• PROBLEM TO WORK ON:
In the entries below, find the lines with the word "color" and copy them.

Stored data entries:
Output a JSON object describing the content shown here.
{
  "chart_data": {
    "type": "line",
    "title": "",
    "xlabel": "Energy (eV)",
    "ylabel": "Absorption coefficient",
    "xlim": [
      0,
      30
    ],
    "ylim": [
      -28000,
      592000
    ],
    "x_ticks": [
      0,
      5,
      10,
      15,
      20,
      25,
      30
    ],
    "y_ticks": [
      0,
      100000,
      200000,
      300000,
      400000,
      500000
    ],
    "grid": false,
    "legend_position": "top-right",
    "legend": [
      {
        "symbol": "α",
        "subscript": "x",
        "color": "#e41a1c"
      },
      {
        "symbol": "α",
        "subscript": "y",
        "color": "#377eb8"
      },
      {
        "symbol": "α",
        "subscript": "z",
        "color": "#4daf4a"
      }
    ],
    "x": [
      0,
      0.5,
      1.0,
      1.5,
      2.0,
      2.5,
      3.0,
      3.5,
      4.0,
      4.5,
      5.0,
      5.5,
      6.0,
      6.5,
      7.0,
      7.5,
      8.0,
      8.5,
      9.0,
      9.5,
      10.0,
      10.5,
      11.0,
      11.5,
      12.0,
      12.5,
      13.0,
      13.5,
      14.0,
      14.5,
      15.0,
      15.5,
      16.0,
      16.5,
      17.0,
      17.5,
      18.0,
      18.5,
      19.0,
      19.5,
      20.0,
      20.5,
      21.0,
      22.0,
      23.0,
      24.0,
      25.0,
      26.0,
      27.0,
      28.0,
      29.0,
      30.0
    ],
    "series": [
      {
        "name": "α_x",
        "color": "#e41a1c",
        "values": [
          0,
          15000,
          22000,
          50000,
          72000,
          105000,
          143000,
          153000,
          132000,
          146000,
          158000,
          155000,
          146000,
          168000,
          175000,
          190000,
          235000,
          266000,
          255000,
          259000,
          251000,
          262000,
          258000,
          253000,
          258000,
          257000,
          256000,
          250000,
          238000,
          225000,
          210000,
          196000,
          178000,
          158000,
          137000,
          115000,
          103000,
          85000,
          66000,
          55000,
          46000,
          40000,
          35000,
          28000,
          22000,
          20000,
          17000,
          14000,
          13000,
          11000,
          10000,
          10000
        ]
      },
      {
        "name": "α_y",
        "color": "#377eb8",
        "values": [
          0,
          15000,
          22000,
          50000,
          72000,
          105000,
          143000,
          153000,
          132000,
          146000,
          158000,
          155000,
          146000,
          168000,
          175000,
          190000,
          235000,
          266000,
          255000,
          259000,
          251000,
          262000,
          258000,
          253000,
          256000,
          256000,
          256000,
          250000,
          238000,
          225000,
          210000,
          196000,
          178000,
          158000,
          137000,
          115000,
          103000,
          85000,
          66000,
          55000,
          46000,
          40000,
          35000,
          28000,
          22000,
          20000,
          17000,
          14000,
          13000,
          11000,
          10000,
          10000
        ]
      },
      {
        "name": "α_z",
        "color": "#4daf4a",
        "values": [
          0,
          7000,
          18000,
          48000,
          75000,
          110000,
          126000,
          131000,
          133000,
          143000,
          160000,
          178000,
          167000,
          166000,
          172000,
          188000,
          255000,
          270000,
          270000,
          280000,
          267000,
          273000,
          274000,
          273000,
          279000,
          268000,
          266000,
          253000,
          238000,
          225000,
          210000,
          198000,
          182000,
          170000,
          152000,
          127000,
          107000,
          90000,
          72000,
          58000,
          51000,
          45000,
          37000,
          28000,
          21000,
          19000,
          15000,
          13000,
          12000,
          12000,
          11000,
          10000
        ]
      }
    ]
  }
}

• RESPONSE TO THE EXERCISE:
        "color": "#e41a1c"
        "color": "#377eb8"
        "color": "#4daf4a"
        "color": "#e41a1c",
        "color": "#377eb8",
        "color": "#4daf4a",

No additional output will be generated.